**PROMPT:**
Every record must be transcribed in its entirety, apart from the images, which are to be omitted.

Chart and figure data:
====

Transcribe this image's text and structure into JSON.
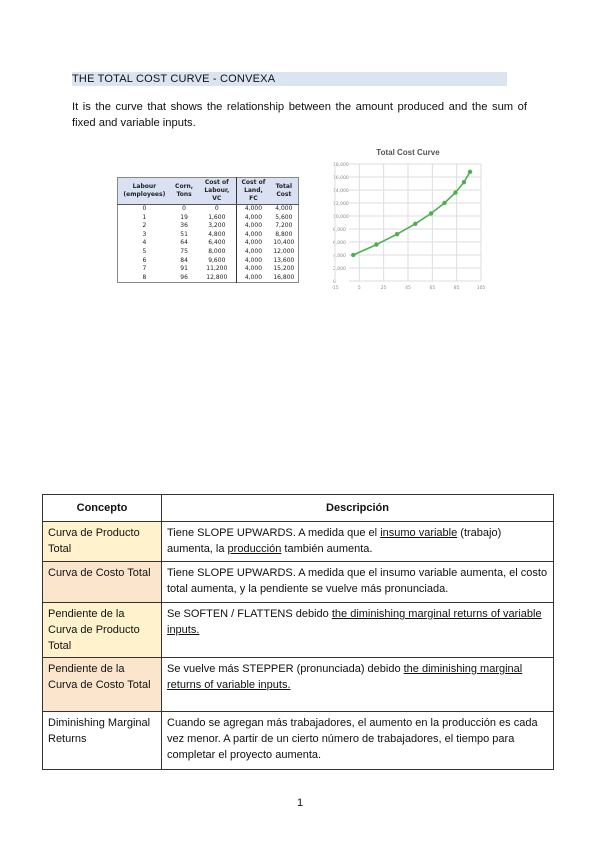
{
  "heading": "THE TOTAL COST CURVE   - CONVEXA",
  "intro": "It is the curve that shows the relationship between the amount produced and the sum of fixed and variable inputs.",
  "data_table": {
    "headers": [
      "Labour (employees)",
      "Corn, Tons",
      "Cost of Labour, VC",
      "Cost of Land, FC",
      "Total Cost"
    ],
    "rows": [
      [
        "0",
        "0",
        "0",
        "4,000",
        "4,000"
      ],
      [
        "1",
        "19",
        "1,600",
        "4,000",
        "5,600"
      ],
      [
        "2",
        "36",
        "3,200",
        "4,000",
        "7,200"
      ],
      [
        "3",
        "51",
        "4,800",
        "4,000",
        "8,800"
      ],
      [
        "4",
        "64",
        "6,400",
        "4,000",
        "10,400"
      ],
      [
        "5",
        "75",
        "8,000",
        "4,000",
        "12,000"
      ],
      [
        "6",
        "84",
        "9,600",
        "4,000",
        "13,600"
      ],
      [
        "7",
        "91",
        "11,200",
        "4,000",
        "15,200"
      ],
      [
        "8",
        "96",
        "12,800",
        "4,000",
        "16,800"
      ]
    ]
  },
  "chart_data": {
    "type": "scatter",
    "title": "Total Cost Curve",
    "x": [
      0,
      19,
      36,
      51,
      64,
      75,
      84,
      91,
      96
    ],
    "y": [
      4000,
      5600,
      7200,
      8800,
      10400,
      12000,
      13600,
      15200,
      16800
    ],
    "xlim": [
      -15,
      105
    ],
    "ylim": [
      0,
      18000
    ],
    "xticks": [
      "-15",
      "5",
      "25",
      "45",
      "65",
      "85",
      "105"
    ],
    "yticks": [
      "0",
      "2,000",
      "4,000",
      "6,000",
      "8,000",
      "10,000",
      "12,000",
      "14,000",
      "16,000",
      "18,000"
    ],
    "grid": true,
    "lines": true,
    "color": "#4caf50"
  },
  "concepts": {
    "headers": [
      "Concepto",
      "Descripción"
    ],
    "rows": [
      {
        "concept": "Curva de Producto Total",
        "color": "#fff2cc",
        "desc": [
          {
            "t": "Tiene SLOPE UPWARDS. A medida que el "
          },
          {
            "t": "insumo variable",
            "u": true
          },
          {
            "t": " (trabajo) aumenta, la "
          },
          {
            "t": "producción",
            "u": true
          },
          {
            "t": " también aumenta."
          }
        ]
      },
      {
        "concept": "Curva de Costo Total",
        "color": "#fce5cd",
        "desc": [
          {
            "t": "Tiene SLOPE UPWARDS. A medida que el insumo variable aumenta, el costo total aumenta, y la pendiente se vuelve más pronunciada."
          }
        ]
      },
      {
        "concept": "Pendiente de la Curva de Producto Total",
        "color": "#fff2cc",
        "desc": [
          {
            "t": "Se SOFTEN / FLATTENS debido "
          },
          {
            "t": "the diminishing marginal returns of variable inputs.",
            "u": true
          }
        ]
      },
      {
        "concept": "Pendiente de la Curva de Costo Total",
        "color": "#fce5cd",
        "desc": [
          {
            "t": "Se vuelve más STEPPER (pronunciada) debido "
          },
          {
            "t": "the diminishing marginal returns of variable inputs.",
            "u": true
          }
        ]
      },
      {
        "concept": "Diminishing Marginal Returns",
        "color": "#ffffff",
        "desc": [
          {
            "t": "Cuando se agregan más trabajadores, el aumento en la producción es cada vez menor. A partir de un cierto número de trabajadores, el tiempo para completar el proyecto aumenta."
          }
        ]
      }
    ]
  },
  "page_number": "1"
}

====

**CORRECT RESULT:**
Transcribe this image's text and structure into JSON.
{
  "heading": "THE TOTAL COST CURVE   - CONVEXA",
  "intro": "It is the curve that shows the relationship between the amount produced and the sum of fixed and variable inputs.",
  "data_table": {
    "headers": [
      "Labour (employees)",
      "Corn, Tons",
      "Cost of Labour, VC",
      "Cost of Land, FC",
      "Total Cost"
    ],
    "rows": [
      [
        "0",
        "0",
        "0",
        "4,000",
        "4,000"
      ],
      [
        "1",
        "19",
        "1,600",
        "4,000",
        "5,600"
      ],
      [
        "2",
        "36",
        "3,200",
        "4,000",
        "7,200"
      ],
      [
        "3",
        "51",
        "4,800",
        "4,000",
        "8,800"
      ],
      [
        "4",
        "64",
        "6,400",
        "4,000",
        "10,400"
      ],
      [
        "5",
        "75",
        "8,000",
        "4,000",
        "12,000"
      ],
      [
        "6",
        "84",
        "9,600",
        "4,000",
        "13,600"
      ],
      [
        "7",
        "91",
        "11,200",
        "4,000",
        "15,200"
      ],
      [
        "8",
        "96",
        "12,800",
        "4,000",
        "16,800"
      ]
    ]
  },
  "chart_data": {
    "type": "scatter",
    "title": "Total Cost Curve",
    "x": [
      0,
      19,
      36,
      51,
      64,
      75,
      84,
      91,
      96
    ],
    "y": [
      4000,
      5600,
      7200,
      8800,
      10400,
      12000,
      13600,
      15200,
      16800
    ],
    "xlim": [
      -15,
      105
    ],
    "ylim": [
      0,
      18000
    ],
    "xticks": [
      "-15",
      "5",
      "25",
      "45",
      "65",
      "85",
      "105"
    ],
    "yticks": [
      "0",
      "2,000",
      "4,000",
      "6,000",
      "8,000",
      "10,000",
      "12,000",
      "14,000",
      "16,000",
      "18,000"
    ],
    "grid": true,
    "lines": true,
    "color": "#4caf50"
  },
  "concepts": {
    "headers": [
      "Concepto",
      "Descripción"
    ],
    "rows": [
      {
        "concept": "Curva de Producto Total",
        "color": "#fff2cc",
        "desc": [
          {
            "t": "Tiene SLOPE UPWARDS. A medida que el "
          },
          {
            "t": "insumo variable",
            "u": true
          },
          {
            "t": " (trabajo) aumenta, la "
          },
          {
            "t": "producción",
            "u": true
          },
          {
            "t": " también aumenta."
          }
        ]
      },
      {
        "concept": "Curva de Costo Total",
        "color": "#fce5cd",
        "desc": [
          {
            "t": "Tiene SLOPE UPWARDS. A medida que el insumo variable aumenta, el costo total aumenta, y la pendiente se vuelve más pronunciada."
          }
        ]
      },
      {
        "concept": "Pendiente de la Curva de Producto Total",
        "color": "#fff2cc",
        "desc": [
          {
            "t": "Se SOFTEN / FLATTENS debido "
          },
          {
            "t": "the diminishing marginal returns of variable inputs.",
            "u": true
          }
        ]
      },
      {
        "concept": "Pendiente de la Curva de Costo Total",
        "color": "#fce5cd",
        "desc": [
          {
            "t": "Se vuelve más STEPPER (pronunciada) debido "
          },
          {
            "t": "the diminishing marginal returns of variable inputs.",
            "u": true
          }
        ]
      },
      {
        "concept": "Diminishing Marginal Returns",
        "color": "#ffffff",
        "desc": [
          {
            "t": "Cuando se agregan más trabajadores, el aumento en la producción es cada vez menor. A partir de un cierto número de trabajadores, el tiempo para completar el proyecto aumenta."
          }
        ]
      }
    ]
  },
  "page_number": "1"
}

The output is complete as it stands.